Dataset entries:

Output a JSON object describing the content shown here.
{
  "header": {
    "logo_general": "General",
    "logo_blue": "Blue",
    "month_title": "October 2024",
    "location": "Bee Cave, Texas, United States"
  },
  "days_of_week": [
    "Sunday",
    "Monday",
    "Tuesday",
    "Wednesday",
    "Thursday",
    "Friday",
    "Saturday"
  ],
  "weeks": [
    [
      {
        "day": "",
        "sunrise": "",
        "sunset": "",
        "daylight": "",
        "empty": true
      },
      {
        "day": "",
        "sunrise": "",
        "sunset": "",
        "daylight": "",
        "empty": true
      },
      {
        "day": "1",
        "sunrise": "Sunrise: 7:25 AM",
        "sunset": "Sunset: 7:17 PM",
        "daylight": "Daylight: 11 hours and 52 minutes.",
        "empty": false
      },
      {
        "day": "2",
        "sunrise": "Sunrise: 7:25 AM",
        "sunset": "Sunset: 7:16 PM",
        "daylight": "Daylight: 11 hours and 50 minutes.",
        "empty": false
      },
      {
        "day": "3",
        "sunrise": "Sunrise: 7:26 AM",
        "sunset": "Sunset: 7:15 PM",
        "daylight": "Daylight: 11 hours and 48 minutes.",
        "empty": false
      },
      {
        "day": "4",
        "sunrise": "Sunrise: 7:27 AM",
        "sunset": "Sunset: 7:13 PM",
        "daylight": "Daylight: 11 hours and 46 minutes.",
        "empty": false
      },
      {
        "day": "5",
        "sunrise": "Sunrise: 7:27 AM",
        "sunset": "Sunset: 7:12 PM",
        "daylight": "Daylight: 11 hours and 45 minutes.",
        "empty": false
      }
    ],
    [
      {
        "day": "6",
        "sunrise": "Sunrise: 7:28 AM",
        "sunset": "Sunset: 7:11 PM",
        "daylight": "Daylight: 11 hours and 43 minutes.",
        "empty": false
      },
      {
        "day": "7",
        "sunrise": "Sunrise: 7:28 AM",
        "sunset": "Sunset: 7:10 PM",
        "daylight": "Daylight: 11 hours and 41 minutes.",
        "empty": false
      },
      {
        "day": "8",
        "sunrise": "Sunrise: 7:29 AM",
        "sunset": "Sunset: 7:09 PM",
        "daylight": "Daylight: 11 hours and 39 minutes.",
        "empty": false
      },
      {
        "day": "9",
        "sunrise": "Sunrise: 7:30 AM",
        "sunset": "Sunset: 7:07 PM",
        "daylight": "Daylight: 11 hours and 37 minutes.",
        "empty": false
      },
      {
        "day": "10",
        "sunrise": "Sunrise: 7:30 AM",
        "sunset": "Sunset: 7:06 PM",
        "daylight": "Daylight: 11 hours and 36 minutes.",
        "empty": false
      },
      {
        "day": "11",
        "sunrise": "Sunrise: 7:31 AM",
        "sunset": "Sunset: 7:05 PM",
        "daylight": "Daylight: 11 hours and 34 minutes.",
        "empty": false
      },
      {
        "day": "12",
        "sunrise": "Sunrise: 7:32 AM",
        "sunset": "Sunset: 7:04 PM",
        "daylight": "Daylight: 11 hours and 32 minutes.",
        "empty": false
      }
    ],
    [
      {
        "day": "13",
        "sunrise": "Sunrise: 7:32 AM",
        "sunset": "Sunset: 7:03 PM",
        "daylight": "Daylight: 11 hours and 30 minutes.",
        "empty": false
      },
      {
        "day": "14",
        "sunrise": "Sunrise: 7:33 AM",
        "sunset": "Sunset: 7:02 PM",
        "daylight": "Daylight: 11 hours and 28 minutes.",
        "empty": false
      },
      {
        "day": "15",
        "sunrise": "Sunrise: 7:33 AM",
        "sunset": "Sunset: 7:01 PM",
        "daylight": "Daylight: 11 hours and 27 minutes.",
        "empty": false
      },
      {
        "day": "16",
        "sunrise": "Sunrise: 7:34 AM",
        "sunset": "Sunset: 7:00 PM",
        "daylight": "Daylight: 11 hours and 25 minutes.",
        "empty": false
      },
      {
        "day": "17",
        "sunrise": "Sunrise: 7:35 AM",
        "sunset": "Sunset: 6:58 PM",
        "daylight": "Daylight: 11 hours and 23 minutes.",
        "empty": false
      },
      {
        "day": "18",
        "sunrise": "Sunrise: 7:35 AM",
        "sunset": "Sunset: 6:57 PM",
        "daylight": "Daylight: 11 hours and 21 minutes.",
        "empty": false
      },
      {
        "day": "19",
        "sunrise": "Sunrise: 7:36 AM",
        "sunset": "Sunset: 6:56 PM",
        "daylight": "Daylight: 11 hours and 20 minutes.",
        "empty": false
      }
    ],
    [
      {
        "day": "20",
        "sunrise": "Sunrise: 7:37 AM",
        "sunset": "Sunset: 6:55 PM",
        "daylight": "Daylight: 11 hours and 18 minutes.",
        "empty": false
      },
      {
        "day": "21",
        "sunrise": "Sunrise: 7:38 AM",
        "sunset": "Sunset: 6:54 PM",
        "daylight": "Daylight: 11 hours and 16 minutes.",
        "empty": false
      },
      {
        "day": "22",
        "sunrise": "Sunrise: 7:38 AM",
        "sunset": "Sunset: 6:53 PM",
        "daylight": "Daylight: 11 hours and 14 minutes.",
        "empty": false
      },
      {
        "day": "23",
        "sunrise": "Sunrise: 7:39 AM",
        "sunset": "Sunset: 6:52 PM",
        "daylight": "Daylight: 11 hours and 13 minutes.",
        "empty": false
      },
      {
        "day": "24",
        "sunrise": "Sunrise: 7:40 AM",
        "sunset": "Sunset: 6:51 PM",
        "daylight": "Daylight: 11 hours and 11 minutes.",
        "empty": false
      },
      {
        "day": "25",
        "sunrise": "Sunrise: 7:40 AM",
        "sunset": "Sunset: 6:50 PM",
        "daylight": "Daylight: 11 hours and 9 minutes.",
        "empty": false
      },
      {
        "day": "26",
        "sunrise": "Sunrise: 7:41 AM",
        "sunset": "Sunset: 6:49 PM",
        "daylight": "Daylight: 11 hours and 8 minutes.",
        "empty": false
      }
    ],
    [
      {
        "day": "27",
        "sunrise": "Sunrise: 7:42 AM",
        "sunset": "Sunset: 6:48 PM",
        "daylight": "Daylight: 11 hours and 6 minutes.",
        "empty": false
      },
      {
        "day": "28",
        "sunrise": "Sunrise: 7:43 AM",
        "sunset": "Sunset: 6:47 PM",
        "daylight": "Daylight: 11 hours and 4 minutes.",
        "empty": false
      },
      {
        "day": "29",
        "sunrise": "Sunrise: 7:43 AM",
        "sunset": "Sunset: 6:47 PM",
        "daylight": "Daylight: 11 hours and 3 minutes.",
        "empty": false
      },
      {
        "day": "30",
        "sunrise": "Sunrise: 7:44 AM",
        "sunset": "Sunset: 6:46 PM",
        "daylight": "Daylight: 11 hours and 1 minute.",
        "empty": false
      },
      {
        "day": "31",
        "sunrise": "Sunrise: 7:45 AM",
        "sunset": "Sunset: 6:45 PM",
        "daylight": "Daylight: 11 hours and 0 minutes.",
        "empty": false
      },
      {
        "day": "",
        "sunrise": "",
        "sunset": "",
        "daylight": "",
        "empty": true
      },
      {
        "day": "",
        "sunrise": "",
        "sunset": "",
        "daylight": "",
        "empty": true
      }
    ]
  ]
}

TASK OBJECTIVE: Extract all lines as given.

PROBLEM SOLUTION:
Output a JSON object describing the content shown here.
{
  "header": {
    "logo_general": "General",
    "logo_blue": "Blue",
    "month_title": "October 2024",
    "location": "Bee Cave, Texas, United States"
  },
  "days_of_week": [
    "Sunday",
    "Monday",
    "Tuesday",
    "Wednesday",
    "Thursday",
    "Friday",
    "Saturday"
  ],
  "weeks": [
    [
      {
        "day": "",
        "sunrise": "",
        "sunset": "",
        "daylight": "",
        "empty": true
      },
      {
        "day": "",
        "sunrise": "",
        "sunset": "",
        "daylight": "",
        "empty": true
      },
      {
        "day": "1",
        "sunrise": "Sunrise: 7:25 AM",
        "sunset": "Sunset: 7:17 PM",
        "daylight": "Daylight: 11 hours and 52 minutes.",
        "empty": false
      },
      {
        "day": "2",
        "sunrise": "Sunrise: 7:25 AM",
        "sunset": "Sunset: 7:16 PM",
        "daylight": "Daylight: 11 hours and 50 minutes.",
        "empty": false
      },
      {
        "day": "3",
        "sunrise": "Sunrise: 7:26 AM",
        "sunset": "Sunset: 7:15 PM",
        "daylight": "Daylight: 11 hours and 48 minutes.",
        "empty": false
      },
      {
        "day": "4",
        "sunrise": "Sunrise: 7:27 AM",
        "sunset": "Sunset: 7:13 PM",
        "daylight": "Daylight: 11 hours and 46 minutes.",
        "empty": false
      },
      {
        "day": "5",
        "sunrise": "Sunrise: 7:27 AM",
        "sunset": "Sunset: 7:12 PM",
        "daylight": "Daylight: 11 hours and 45 minutes.",
        "empty": false
      }
    ],
    [
      {
        "day": "6",
        "sunrise": "Sunrise: 7:28 AM",
        "sunset": "Sunset: 7:11 PM",
        "daylight": "Daylight: 11 hours and 43 minutes.",
        "empty": false
      },
      {
        "day": "7",
        "sunrise": "Sunrise: 7:28 AM",
        "sunset": "Sunset: 7:10 PM",
        "daylight": "Daylight: 11 hours and 41 minutes.",
        "empty": false
      },
      {
        "day": "8",
        "sunrise": "Sunrise: 7:29 AM",
        "sunset": "Sunset: 7:09 PM",
        "daylight": "Daylight: 11 hours and 39 minutes.",
        "empty": false
      },
      {
        "day": "9",
        "sunrise": "Sunrise: 7:30 AM",
        "sunset": "Sunset: 7:07 PM",
        "daylight": "Daylight: 11 hours and 37 minutes.",
        "empty": false
      },
      {
        "day": "10",
        "sunrise": "Sunrise: 7:30 AM",
        "sunset": "Sunset: 7:06 PM",
        "daylight": "Daylight: 11 hours and 36 minutes.",
        "empty": false
      },
      {
        "day": "11",
        "sunrise": "Sunrise: 7:31 AM",
        "sunset": "Sunset: 7:05 PM",
        "daylight": "Daylight: 11 hours and 34 minutes.",
        "empty": false
      },
      {
        "day": "12",
        "sunrise": "Sunrise: 7:32 AM",
        "sunset": "Sunset: 7:04 PM",
        "daylight": "Daylight: 11 hours and 32 minutes.",
        "empty": false
      }
    ],
    [
      {
        "day": "13",
        "sunrise": "Sunrise: 7:32 AM",
        "sunset": "Sunset: 7:03 PM",
        "daylight": "Daylight: 11 hours and 30 minutes.",
        "empty": false
      },
      {
        "day": "14",
        "sunrise": "Sunrise: 7:33 AM",
        "sunset": "Sunset: 7:02 PM",
        "daylight": "Daylight: 11 hours and 28 minutes.",
        "empty": false
      },
      {
        "day": "15",
        "sunrise": "Sunrise: 7:33 AM",
        "sunset": "Sunset: 7:01 PM",
        "daylight": "Daylight: 11 hours and 27 minutes.",
        "empty": false
      },
      {
        "day": "16",
        "sunrise": "Sunrise: 7:34 AM",
        "sunset": "Sunset: 7:00 PM",
        "daylight": "Daylight: 11 hours and 25 minutes.",
        "empty": false
      },
      {
        "day": "17",
        "sunrise": "Sunrise: 7:35 AM",
        "sunset": "Sunset: 6:58 PM",
        "daylight": "Daylight: 11 hours and 23 minutes.",
        "empty": false
      },
      {
        "day": "18",
        "sunrise": "Sunrise: 7:35 AM",
        "sunset": "Sunset: 6:57 PM",
        "daylight": "Daylight: 11 hours and 21 minutes.",
        "empty": false
      },
      {
        "day": "19",
        "sunrise": "Sunrise: 7:36 AM",
        "sunset": "Sunset: 6:56 PM",
        "daylight": "Daylight: 11 hours and 20 minutes.",
        "empty": false
      }
    ],
    [
      {
        "day": "20",
        "sunrise": "Sunrise: 7:37 AM",
        "sunset": "Sunset: 6:55 PM",
        "daylight": "Daylight: 11 hours and 18 minutes.",
        "empty": false
      },
      {
        "day": "21",
        "sunrise": "Sunrise: 7:38 AM",
        "sunset": "Sunset: 6:54 PM",
        "daylight": "Daylight: 11 hours and 16 minutes.",
        "empty": false
      },
      {
        "day": "22",
        "sunrise": "Sunrise: 7:38 AM",
        "sunset": "Sunset: 6:53 PM",
        "daylight": "Daylight: 11 hours and 14 minutes.",
        "empty": false
      },
      {
        "day": "23",
        "sunrise": "Sunrise: 7:39 AM",
        "sunset": "Sunset: 6:52 PM",
        "daylight": "Daylight: 11 hours and 13 minutes.",
        "empty": false
      },
      {
        "day": "24",
        "sunrise": "Sunrise: 7:40 AM",
        "sunset": "Sunset: 6:51 PM",
        "daylight": "Daylight: 11 hours and 11 minutes.",
        "empty": false
      },
      {
        "day": "25",
        "sunrise": "Sunrise: 7:40 AM",
        "sunset": "Sunset: 6:50 PM",
        "daylight": "Daylight: 11 hours and 9 minutes.",
        "empty": false
      },
      {
        "day": "26",
        "sunrise": "Sunrise: 7:41 AM",
        "sunset": "Sunset: 6:49 PM",
        "daylight": "Daylight: 11 hours and 8 minutes.",
        "empty": false
      }
    ],
    [
      {
        "day": "27",
        "sunrise": "Sunrise: 7:42 AM",
        "sunset": "Sunset: 6:48 PM",
        "daylight": "Daylight: 11 hours and 6 minutes.",
        "empty": false
      },
      {
        "day": "28",
        "sunrise": "Sunrise: 7:43 AM",
        "sunset": "Sunset: 6:47 PM",
        "daylight": "Daylight: 11 hours and 4 minutes.",
        "empty": false
      },
      {
        "day": "29",
        "sunrise": "Sunrise: 7:43 AM",
        "sunset": "Sunset: 6:47 PM",
        "daylight": "Daylight: 11 hours and 3 minutes.",
        "empty": false
      },
      {
        "day": "30",
        "sunrise": "Sunrise: 7:44 AM",
        "sunset": "Sunset: 6:46 PM",
        "daylight": "Daylight: 11 hours and 1 minute.",
        "empty": false
      },
      {
        "day": "31",
        "sunrise": "Sunrise: 7:45 AM",
        "sunset": "Sunset: 6:45 PM",
        "daylight": "Daylight: 11 hours and 0 minutes.",
        "empty": false
      },
      {
        "day": "",
        "sunrise": "",
        "sunset": "",
        "daylight": "",
        "empty": true
      },
      {
        "day": "",
        "sunrise": "",
        "sunset": "",
        "daylight": "",
        "empty": true
      }
    ]
  ]
}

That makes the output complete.